Every line in the listing is to be echoed verbatim.

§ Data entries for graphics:
------------------------------------

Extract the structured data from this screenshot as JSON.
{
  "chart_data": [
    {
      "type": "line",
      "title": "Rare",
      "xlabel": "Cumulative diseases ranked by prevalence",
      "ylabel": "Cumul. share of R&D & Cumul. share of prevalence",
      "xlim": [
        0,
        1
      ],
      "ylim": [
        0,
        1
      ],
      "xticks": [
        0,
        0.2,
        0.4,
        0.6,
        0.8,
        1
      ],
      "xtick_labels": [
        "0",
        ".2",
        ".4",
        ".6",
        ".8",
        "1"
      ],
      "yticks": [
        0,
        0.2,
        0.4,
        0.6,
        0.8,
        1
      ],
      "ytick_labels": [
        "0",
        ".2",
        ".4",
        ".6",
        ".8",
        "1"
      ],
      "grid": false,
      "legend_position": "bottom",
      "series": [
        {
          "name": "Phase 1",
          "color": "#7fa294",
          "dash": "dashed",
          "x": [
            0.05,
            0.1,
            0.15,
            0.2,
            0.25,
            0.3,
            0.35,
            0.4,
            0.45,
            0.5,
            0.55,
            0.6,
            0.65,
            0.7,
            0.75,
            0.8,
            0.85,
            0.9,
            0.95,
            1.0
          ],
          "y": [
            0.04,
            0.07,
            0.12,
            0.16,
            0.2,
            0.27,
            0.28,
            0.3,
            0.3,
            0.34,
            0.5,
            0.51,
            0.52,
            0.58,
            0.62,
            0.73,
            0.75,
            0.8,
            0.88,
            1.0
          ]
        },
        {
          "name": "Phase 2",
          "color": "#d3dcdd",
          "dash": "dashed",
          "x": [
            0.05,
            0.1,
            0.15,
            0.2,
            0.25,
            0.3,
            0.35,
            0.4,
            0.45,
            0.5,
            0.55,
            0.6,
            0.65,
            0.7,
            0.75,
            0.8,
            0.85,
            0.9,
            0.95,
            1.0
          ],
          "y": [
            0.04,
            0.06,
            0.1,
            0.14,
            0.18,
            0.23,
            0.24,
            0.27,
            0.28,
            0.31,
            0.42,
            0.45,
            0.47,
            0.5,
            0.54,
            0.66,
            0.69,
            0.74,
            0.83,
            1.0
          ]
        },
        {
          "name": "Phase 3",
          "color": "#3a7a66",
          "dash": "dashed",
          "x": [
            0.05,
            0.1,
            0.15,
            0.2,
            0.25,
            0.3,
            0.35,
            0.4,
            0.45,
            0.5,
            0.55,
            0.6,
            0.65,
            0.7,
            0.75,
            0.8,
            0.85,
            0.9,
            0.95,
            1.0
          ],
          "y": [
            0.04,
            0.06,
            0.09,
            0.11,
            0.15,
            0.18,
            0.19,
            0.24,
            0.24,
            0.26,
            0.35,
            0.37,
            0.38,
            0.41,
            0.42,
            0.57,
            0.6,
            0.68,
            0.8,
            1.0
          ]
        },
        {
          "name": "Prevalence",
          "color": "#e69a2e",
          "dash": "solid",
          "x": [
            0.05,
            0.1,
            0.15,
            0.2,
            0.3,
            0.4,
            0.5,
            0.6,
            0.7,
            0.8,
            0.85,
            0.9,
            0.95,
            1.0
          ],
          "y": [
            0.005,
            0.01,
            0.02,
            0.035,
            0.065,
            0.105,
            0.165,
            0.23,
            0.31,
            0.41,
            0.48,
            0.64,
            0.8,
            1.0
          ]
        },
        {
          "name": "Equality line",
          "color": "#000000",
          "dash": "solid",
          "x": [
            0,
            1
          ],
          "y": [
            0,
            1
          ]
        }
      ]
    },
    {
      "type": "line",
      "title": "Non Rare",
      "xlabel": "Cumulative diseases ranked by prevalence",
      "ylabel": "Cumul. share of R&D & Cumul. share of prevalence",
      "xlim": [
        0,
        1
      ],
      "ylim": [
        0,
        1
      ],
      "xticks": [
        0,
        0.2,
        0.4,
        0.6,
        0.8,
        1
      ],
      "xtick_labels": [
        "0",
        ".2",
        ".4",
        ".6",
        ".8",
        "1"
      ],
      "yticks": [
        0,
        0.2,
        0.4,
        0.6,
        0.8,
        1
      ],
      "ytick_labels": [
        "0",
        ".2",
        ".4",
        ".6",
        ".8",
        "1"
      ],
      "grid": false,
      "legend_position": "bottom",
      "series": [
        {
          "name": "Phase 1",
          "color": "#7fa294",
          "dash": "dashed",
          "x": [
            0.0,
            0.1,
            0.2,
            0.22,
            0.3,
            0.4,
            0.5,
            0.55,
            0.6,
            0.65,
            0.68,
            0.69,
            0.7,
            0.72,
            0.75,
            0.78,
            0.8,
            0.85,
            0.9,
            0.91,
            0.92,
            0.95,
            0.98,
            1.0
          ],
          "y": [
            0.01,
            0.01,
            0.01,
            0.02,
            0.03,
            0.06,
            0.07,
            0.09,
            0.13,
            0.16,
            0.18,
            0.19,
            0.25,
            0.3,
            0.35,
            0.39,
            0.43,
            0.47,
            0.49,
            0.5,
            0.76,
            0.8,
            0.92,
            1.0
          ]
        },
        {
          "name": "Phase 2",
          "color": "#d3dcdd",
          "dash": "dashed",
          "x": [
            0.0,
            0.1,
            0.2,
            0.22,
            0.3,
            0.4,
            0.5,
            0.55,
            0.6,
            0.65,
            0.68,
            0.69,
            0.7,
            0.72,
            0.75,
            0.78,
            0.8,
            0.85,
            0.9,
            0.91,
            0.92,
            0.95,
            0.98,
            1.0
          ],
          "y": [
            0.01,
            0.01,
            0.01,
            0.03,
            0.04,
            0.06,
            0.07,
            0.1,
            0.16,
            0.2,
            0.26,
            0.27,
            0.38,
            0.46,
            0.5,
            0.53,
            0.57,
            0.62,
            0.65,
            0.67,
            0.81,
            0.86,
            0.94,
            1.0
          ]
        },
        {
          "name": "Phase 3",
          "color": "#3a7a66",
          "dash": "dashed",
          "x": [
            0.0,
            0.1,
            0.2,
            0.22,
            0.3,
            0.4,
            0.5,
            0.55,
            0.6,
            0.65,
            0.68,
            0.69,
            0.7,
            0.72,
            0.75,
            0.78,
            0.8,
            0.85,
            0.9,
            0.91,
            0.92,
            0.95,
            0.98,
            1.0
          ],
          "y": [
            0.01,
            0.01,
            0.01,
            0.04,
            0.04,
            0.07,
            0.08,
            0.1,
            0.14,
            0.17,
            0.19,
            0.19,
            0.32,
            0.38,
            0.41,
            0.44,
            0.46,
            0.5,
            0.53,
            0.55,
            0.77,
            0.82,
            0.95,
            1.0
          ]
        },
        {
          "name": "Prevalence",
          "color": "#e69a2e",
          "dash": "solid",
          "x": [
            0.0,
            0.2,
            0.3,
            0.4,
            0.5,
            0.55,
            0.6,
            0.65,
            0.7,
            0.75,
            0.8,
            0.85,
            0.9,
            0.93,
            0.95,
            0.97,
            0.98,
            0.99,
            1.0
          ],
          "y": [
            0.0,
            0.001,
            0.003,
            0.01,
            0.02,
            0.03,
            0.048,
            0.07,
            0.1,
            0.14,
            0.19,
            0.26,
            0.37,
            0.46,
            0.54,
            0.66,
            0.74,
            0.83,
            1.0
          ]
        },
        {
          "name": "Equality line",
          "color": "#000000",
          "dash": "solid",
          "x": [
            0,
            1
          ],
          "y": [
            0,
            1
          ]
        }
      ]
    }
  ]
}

------------------------------------

§ Written reply:
Extract the structured data from this screenshot as JSON.
{
  "chart_data": [
    {
      "type": "line",
      "title": "Rare",
      "xlabel": "Cumulative diseases ranked by prevalence",
      "ylabel": "Cumul. share of R&D & Cumul. share of prevalence",
      "xlim": [
        0,
        1
      ],
      "ylim": [
        0,
        1
      ],
      "xticks": [
        0,
        0.2,
        0.4,
        0.6,
        0.8,
        1
      ],
      "xtick_labels": [
        "0",
        ".2",
        ".4",
        ".6",
        ".8",
        "1"
      ],
      "yticks": [
        0,
        0.2,
        0.4,
        0.6,
        0.8,
        1
      ],
      "ytick_labels": [
        "0",
        ".2",
        ".4",
        ".6",
        ".8",
        "1"
      ],
      "grid": false,
      "legend_position": "bottom",
      "series": [
        {
          "name": "Phase 1",
          "color": "#7fa294",
          "dash": "dashed",
          "x": [
            0.05,
            0.1,
            0.15,
            0.2,
            0.25,
            0.3,
            0.35,
            0.4,
            0.45,
            0.5,
            0.55,
            0.6,
            0.65,
            0.7,
            0.75,
            0.8,
            0.85,
            0.9,
            0.95,
            1.0
          ],
          "y": [
            0.04,
            0.07,
            0.12,
            0.16,
            0.2,
            0.27,
            0.28,
            0.3,
            0.3,
            0.34,
            0.5,
            0.51,
            0.52,
            0.58,
            0.62,
            0.73,
            0.75,
            0.8,
            0.88,
            1.0
          ]
        },
        {
          "name": "Phase 2",
          "color": "#d3dcdd",
          "dash": "dashed",
          "x": [
            0.05,
            0.1,
            0.15,
            0.2,
            0.25,
            0.3,
            0.35,
            0.4,
            0.45,
            0.5,
            0.55,
            0.6,
            0.65,
            0.7,
            0.75,
            0.8,
            0.85,
            0.9,
            0.95,
            1.0
          ],
          "y": [
            0.04,
            0.06,
            0.1,
            0.14,
            0.18,
            0.23,
            0.24,
            0.27,
            0.28,
            0.31,
            0.42,
            0.45,
            0.47,
            0.5,
            0.54,
            0.66,
            0.69,
            0.74,
            0.83,
            1.0
          ]
        },
        {
          "name": "Phase 3",
          "color": "#3a7a66",
          "dash": "dashed",
          "x": [
            0.05,
            0.1,
            0.15,
            0.2,
            0.25,
            0.3,
            0.35,
            0.4,
            0.45,
            0.5,
            0.55,
            0.6,
            0.65,
            0.7,
            0.75,
            0.8,
            0.85,
            0.9,
            0.95,
            1.0
          ],
          "y": [
            0.04,
            0.06,
            0.09,
            0.11,
            0.15,
            0.18,
            0.19,
            0.24,
            0.24,
            0.26,
            0.35,
            0.37,
            0.38,
            0.41,
            0.42,
            0.57,
            0.6,
            0.68,
            0.8,
            1.0
          ]
        },
        {
          "name": "Prevalence",
          "color": "#e69a2e",
          "dash": "solid",
          "x": [
            0.05,
            0.1,
            0.15,
            0.2,
            0.3,
            0.4,
            0.5,
            0.6,
            0.7,
            0.8,
            0.85,
            0.9,
            0.95,
            1.0
          ],
          "y": [
            0.005,
            0.01,
            0.02,
            0.035,
            0.065,
            0.105,
            0.165,
            0.23,
            0.31,
            0.41,
            0.48,
            0.64,
            0.8,
            1.0
          ]
        },
        {
          "name": "Equality line",
          "color": "#000000",
          "dash": "solid",
          "x": [
            0,
            1
          ],
          "y": [
            0,
            1
          ]
        }
      ]
    },
    {
      "type": "line",
      "title": "Non Rare",
      "xlabel": "Cumulative diseases ranked by prevalence",
      "ylabel": "Cumul. share of R&D & Cumul. share of prevalence",
      "xlim": [
        0,
        1
      ],
      "ylim": [
        0,
        1
      ],
      "xticks": [
        0,
        0.2,
        0.4,
        0.6,
        0.8,
        1
      ],
      "xtick_labels": [
        "0",
        ".2",
        ".4",
        ".6",
        ".8",
        "1"
      ],
      "yticks": [
        0,
        0.2,
        0.4,
        0.6,
        0.8,
        1
      ],
      "ytick_labels": [
        "0",
        ".2",
        ".4",
        ".6",
        ".8",
        "1"
      ],
      "grid": false,
      "legend_position": "bottom",
      "series": [
        {
          "name": "Phase 1",
          "color": "#7fa294",
          "dash": "dashed",
          "x": [
            0.0,
            0.1,
            0.2,
            0.22,
            0.3,
            0.4,
            0.5,
            0.55,
            0.6,
            0.65,
            0.68,
            0.69,
            0.7,
            0.72,
            0.75,
            0.78,
            0.8,
            0.85,
            0.9,
            0.91,
            0.92,
            0.95,
            0.98,
            1.0
          ],
          "y": [
            0.01,
            0.01,
            0.01,
            0.02,
            0.03,
            0.06,
            0.07,
            0.09,
            0.13,
            0.16,
            0.18,
            0.19,
            0.25,
            0.3,
            0.35,
            0.39,
            0.43,
            0.47,
            0.49,
            0.5,
            0.76,
            0.8,
            0.92,
            1.0
          ]
        },
        {
          "name": "Phase 2",
          "color": "#d3dcdd",
          "dash": "dashed",
          "x": [
            0.0,
            0.1,
            0.2,
            0.22,
            0.3,
            0.4,
            0.5,
            0.55,
            0.6,
            0.65,
            0.68,
            0.69,
            0.7,
            0.72,
            0.75,
            0.78,
            0.8,
            0.85,
            0.9,
            0.91,
            0.92,
            0.95,
            0.98,
            1.0
          ],
          "y": [
            0.01,
            0.01,
            0.01,
            0.03,
            0.04,
            0.06,
            0.07,
            0.1,
            0.16,
            0.2,
            0.26,
            0.27,
            0.38,
            0.46,
            0.5,
            0.53,
            0.57,
            0.62,
            0.65,
            0.67,
            0.81,
            0.86,
            0.94,
            1.0
          ]
        },
        {
          "name": "Phase 3",
          "color": "#3a7a66",
          "dash": "dashed",
          "x": [
            0.0,
            0.1,
            0.2,
            0.22,
            0.3,
            0.4,
            0.5,
            0.55,
            0.6,
            0.65,
            0.68,
            0.69,
            0.7,
            0.72,
            0.75,
            0.78,
            0.8,
            0.85,
            0.9,
            0.91,
            0.92,
            0.95,
            0.98,
            1.0
          ],
          "y": [
            0.01,
            0.01,
            0.01,
            0.04,
            0.04,
            0.07,
            0.08,
            0.1,
            0.14,
            0.17,
            0.19,
            0.19,
            0.32,
            0.38,
            0.41,
            0.44,
            0.46,
            0.5,
            0.53,
            0.55,
            0.77,
            0.82,
            0.95,
            1.0
          ]
        },
        {
          "name": "Prevalence",
          "color": "#e69a2e",
          "dash": "solid",
          "x": [
            0.0,
            0.2,
            0.3,
            0.4,
            0.5,
            0.55,
            0.6,
            0.65,
            0.7,
            0.75,
            0.8,
            0.85,
            0.9,
            0.93,
            0.95,
            0.97,
            0.98,
            0.99,
            1.0
          ],
          "y": [
            0.0,
            0.001,
            0.003,
            0.01,
            0.02,
            0.03,
            0.048,
            0.07,
            0.1,
            0.14,
            0.19,
            0.26,
            0.37,
            0.46,
            0.54,
            0.66,
            0.74,
            0.83,
            1.0
          ]
        },
        {
          "name": "Equality line",
          "color": "#000000",
          "dash": "solid",
          "x": [
            0,
            1
          ],
          "y": [
            0,
            1
          ]
        }
      ]
    }
  ]
}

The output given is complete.